[DATA SHOWN]
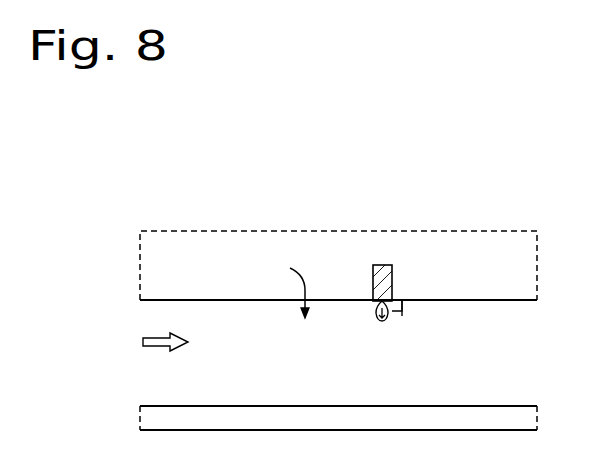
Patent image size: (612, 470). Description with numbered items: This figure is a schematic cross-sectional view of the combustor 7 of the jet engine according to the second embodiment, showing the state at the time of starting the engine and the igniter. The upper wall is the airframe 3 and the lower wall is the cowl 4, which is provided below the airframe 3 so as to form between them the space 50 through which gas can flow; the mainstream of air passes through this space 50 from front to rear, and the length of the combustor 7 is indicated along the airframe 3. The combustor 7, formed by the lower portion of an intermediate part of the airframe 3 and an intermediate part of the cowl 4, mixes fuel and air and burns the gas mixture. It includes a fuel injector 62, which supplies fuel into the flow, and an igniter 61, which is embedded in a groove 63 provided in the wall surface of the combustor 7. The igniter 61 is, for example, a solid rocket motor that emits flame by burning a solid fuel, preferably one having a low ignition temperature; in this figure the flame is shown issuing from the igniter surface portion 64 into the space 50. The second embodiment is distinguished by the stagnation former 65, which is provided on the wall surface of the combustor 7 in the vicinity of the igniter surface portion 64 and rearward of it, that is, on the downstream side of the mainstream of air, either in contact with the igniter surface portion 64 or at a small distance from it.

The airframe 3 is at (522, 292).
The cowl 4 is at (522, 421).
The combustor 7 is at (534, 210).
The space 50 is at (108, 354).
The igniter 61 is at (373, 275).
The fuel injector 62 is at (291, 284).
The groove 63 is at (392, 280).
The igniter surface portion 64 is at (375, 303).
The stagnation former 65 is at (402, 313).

---

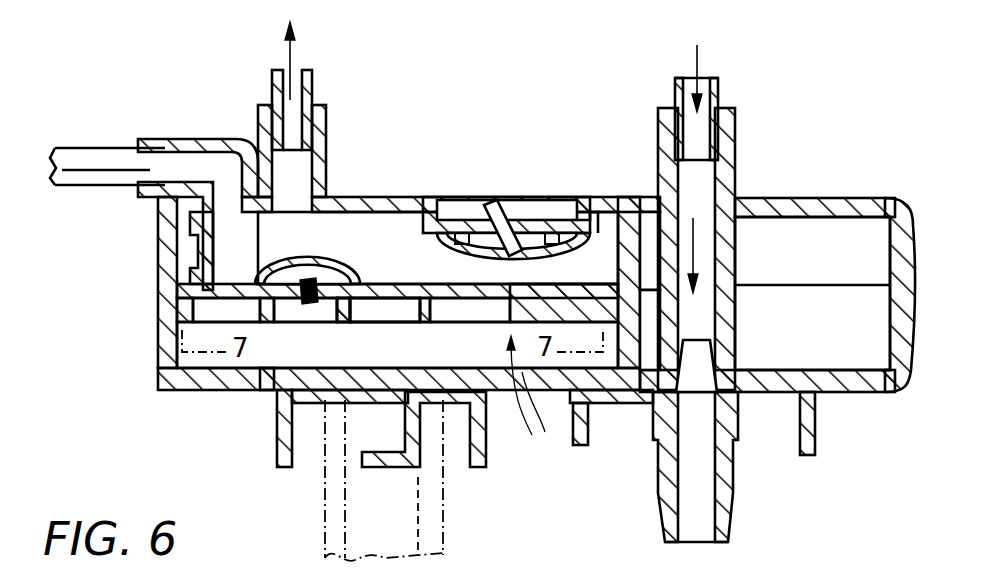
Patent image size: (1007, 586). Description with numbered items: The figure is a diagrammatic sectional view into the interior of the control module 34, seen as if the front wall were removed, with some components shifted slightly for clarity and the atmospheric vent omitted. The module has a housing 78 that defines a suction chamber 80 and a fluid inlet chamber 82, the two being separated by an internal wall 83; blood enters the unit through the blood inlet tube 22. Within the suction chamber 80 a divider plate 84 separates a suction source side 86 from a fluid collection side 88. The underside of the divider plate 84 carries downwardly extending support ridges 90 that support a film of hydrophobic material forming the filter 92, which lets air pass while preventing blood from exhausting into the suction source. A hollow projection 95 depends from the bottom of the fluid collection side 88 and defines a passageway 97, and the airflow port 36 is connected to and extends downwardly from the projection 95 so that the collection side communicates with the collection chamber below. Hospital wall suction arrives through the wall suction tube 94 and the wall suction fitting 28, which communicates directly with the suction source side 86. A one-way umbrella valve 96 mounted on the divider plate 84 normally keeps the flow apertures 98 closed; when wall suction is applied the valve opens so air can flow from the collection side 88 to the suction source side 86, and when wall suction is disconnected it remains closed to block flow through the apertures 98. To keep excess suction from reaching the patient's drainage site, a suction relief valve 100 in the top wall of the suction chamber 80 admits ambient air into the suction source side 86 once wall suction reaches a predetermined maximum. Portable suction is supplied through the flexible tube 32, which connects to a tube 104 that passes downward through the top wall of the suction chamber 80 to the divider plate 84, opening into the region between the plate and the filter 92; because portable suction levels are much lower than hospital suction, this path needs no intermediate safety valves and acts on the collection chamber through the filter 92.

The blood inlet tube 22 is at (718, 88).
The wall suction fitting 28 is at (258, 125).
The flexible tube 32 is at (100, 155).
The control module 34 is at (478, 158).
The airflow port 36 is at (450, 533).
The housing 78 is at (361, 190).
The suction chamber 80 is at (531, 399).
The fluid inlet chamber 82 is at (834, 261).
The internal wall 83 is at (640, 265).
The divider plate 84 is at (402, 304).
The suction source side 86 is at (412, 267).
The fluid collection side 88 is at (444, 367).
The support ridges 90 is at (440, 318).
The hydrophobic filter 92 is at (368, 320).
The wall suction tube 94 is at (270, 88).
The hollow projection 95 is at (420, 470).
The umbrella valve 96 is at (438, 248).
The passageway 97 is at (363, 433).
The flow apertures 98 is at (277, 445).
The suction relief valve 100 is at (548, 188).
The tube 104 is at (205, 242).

--

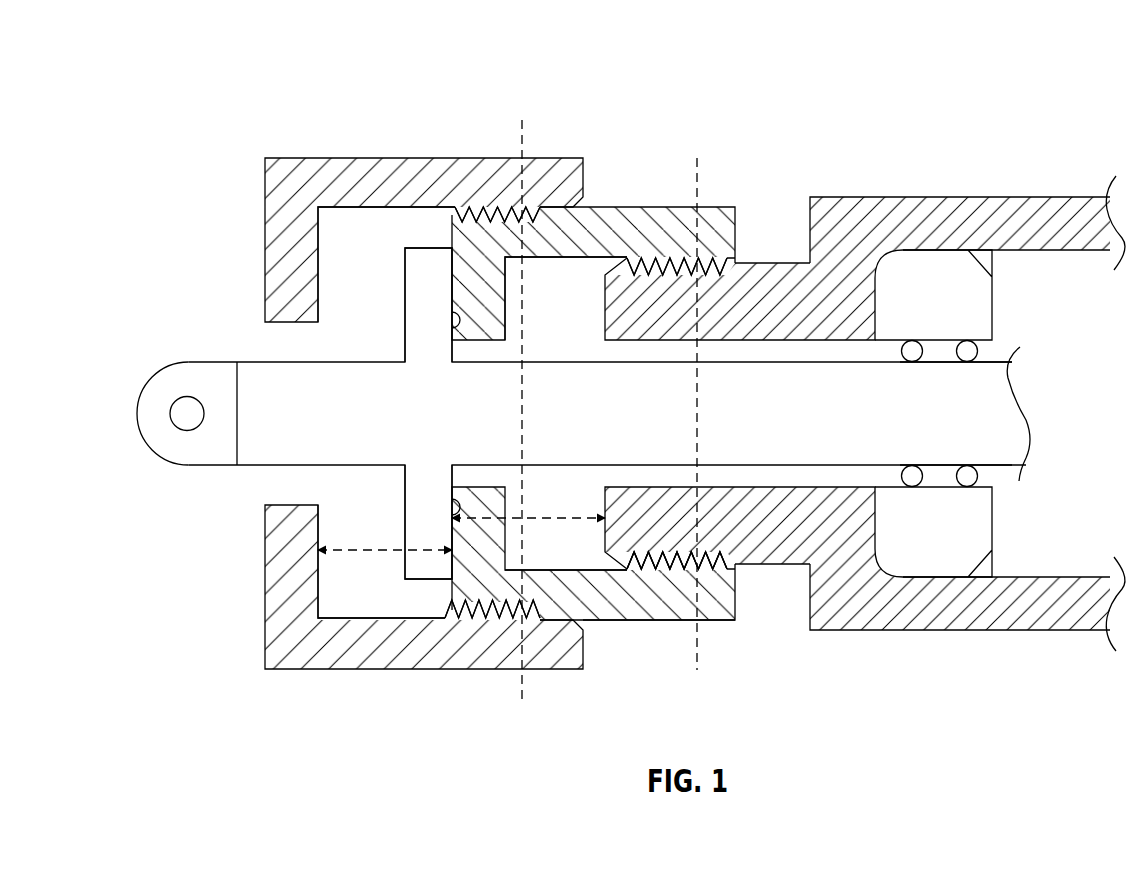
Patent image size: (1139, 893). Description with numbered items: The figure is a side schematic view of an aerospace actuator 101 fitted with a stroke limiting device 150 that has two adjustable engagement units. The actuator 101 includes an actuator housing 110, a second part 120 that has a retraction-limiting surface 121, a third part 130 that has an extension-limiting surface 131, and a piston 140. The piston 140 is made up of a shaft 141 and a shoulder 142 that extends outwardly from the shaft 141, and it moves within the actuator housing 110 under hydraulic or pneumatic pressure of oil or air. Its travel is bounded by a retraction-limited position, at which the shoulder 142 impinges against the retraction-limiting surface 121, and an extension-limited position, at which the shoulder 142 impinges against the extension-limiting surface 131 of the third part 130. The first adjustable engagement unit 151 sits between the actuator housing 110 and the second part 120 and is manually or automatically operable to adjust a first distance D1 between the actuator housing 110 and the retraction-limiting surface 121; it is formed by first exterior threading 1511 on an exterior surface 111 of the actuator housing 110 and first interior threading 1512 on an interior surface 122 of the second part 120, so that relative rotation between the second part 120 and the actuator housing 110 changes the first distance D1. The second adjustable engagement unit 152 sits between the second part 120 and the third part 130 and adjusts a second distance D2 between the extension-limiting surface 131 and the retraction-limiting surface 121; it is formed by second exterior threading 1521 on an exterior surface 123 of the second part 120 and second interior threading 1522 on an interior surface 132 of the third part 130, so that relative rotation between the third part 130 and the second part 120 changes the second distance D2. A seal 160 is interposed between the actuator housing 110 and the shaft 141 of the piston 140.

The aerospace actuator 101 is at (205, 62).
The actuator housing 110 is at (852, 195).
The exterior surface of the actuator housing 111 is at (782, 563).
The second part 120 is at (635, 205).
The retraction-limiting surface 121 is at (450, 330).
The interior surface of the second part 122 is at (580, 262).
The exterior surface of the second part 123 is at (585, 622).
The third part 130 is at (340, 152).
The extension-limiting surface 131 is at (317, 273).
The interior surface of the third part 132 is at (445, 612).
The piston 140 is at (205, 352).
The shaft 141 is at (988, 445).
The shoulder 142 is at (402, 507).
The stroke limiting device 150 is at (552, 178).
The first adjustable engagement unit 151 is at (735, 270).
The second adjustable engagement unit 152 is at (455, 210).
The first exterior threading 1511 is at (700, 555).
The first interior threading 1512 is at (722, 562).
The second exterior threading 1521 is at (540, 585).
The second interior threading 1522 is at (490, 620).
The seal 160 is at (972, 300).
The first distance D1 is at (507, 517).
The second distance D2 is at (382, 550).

[GOAL] Rewrite the material starting at the line that has "Patent image size: (612, 470)." and ending after the line that has "The groove 63 is at (392, 280).", with "schematic cross-sectional view" replaced by "schematic sectional view" and nothing else changed.

[TASK RESULT]
Patent image size: (612, 470). Description with numbered items: This figure is a schematic sectional view of the combustor 7 of the jet engine according to the second embodiment, showing the state at the time of starting the engine and the igniter. The upper wall is the airframe 3 and the lower wall is the cowl 4, which is provided below the airframe 3 so as to form between them the space 50 through which gas can flow; the mainstream of air passes through this space 50 from front to rear, and the length of the combustor 7 is indicated along the airframe 3. The combustor 7, formed by the lower portion of an intermediate part of the airframe 3 and an intermediate part of the cowl 4, mixes fuel and air and burns the gas mixture. It includes a fuel injector 62, which supplies fuel into the flow, and an igniter 61, which is embedded in a groove 63 provided in the wall surface of the combustor 7. The igniter 61 is, for example, a solid rocket motor that emits flame by burning a solid fuel, preferably one having a low ignition temperature; in this figure the flame is shown issuing from the igniter surface portion 64 into the space 50. The second embodiment is distinguished by the stagnation former 65, which is provided on the wall surface of the combustor 7 in the vicinity of the igniter surface portion 64 and rearward of it, that is, on the downstream side of the mainstream of air, either in contact with the igniter surface portion 64 or at a small distance from it.

The airframe 3 is at (522, 292).
The cowl 4 is at (522, 421).
The combustor 7 is at (534, 210).
The space 50 is at (108, 354).
The igniter 61 is at (373, 275).
The fuel injector 62 is at (291, 284).
The groove 63 is at (392, 280).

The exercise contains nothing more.